## WHAT YOU ARE ASKED TO DO:
Identify all lines below that hold "Ивана" and collect them.

## GIVEN DATA:

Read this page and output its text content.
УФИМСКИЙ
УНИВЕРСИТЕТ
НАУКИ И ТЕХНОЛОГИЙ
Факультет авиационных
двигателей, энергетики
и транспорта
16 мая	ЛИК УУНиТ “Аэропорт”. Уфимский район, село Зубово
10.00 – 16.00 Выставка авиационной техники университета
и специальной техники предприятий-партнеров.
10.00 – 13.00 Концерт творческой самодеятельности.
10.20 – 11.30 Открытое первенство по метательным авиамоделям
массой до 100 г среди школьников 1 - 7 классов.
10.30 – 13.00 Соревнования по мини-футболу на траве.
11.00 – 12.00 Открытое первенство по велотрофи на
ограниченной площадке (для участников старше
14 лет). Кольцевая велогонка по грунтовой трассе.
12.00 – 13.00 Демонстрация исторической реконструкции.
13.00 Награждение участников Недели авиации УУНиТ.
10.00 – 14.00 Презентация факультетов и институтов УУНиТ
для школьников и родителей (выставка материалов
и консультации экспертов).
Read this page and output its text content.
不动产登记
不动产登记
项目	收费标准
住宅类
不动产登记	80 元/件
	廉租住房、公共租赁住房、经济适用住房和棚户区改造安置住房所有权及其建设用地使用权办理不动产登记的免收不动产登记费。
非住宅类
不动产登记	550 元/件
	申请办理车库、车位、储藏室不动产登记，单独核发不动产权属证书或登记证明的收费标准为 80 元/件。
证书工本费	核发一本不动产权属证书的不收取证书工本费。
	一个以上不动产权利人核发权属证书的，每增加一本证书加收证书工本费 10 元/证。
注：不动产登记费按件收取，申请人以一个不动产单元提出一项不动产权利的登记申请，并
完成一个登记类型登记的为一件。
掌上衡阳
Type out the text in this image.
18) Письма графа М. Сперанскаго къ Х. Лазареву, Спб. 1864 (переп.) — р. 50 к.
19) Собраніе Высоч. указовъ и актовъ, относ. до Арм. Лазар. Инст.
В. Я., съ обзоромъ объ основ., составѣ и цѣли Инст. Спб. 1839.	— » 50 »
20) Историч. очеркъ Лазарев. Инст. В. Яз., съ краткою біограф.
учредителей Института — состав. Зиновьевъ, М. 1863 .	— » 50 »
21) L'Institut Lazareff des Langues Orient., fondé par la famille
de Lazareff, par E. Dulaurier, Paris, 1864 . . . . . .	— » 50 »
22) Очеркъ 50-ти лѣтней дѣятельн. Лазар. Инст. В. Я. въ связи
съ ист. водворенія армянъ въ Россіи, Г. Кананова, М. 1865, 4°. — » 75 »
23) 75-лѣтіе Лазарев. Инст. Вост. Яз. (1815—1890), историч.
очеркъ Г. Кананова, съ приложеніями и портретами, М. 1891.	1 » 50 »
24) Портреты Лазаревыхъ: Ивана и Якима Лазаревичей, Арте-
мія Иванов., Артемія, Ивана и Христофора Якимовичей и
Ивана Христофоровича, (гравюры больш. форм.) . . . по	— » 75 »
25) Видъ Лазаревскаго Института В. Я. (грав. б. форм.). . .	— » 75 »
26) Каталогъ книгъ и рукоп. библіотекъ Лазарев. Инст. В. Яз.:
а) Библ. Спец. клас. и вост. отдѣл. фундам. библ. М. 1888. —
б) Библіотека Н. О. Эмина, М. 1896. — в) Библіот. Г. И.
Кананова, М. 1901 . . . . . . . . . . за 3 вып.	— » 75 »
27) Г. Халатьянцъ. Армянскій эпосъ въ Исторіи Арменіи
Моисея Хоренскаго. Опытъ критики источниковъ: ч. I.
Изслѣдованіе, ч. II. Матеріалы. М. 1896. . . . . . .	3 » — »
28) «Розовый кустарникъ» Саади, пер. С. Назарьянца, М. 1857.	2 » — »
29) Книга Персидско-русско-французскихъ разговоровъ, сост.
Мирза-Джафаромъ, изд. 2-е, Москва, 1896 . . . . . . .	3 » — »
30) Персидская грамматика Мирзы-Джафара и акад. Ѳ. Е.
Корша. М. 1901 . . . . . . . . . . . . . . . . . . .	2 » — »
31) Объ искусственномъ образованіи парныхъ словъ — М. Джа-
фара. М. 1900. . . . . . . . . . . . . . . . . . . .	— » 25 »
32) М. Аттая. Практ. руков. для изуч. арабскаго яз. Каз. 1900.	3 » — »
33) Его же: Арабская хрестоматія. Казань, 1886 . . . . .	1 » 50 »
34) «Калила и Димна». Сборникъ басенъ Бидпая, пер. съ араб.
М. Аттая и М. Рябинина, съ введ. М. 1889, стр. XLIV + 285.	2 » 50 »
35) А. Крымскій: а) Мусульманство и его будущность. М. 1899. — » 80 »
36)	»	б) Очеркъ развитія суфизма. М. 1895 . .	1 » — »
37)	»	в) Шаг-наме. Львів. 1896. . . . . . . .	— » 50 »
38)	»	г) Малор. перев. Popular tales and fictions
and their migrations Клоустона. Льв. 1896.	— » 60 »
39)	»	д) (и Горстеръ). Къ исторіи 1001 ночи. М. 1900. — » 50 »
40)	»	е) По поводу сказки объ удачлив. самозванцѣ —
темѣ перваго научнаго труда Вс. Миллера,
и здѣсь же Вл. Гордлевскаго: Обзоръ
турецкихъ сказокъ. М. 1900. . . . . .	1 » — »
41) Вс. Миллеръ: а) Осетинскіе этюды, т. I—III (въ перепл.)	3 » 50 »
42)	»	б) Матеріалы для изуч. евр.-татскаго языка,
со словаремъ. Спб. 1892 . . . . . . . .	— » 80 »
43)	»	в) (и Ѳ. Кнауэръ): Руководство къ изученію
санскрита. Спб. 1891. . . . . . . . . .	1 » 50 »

## ANSWER FOR THIS EXERCISE:
24) Портреты Лазаревыхъ: Ивана и Якима Лазаревичей, Арте-
мія Иванов., Артемія, Ивана и Христофора Якимовичей и
Ивана Христофоровича, (гравюры больш. форм.) . . . по	— » 75 »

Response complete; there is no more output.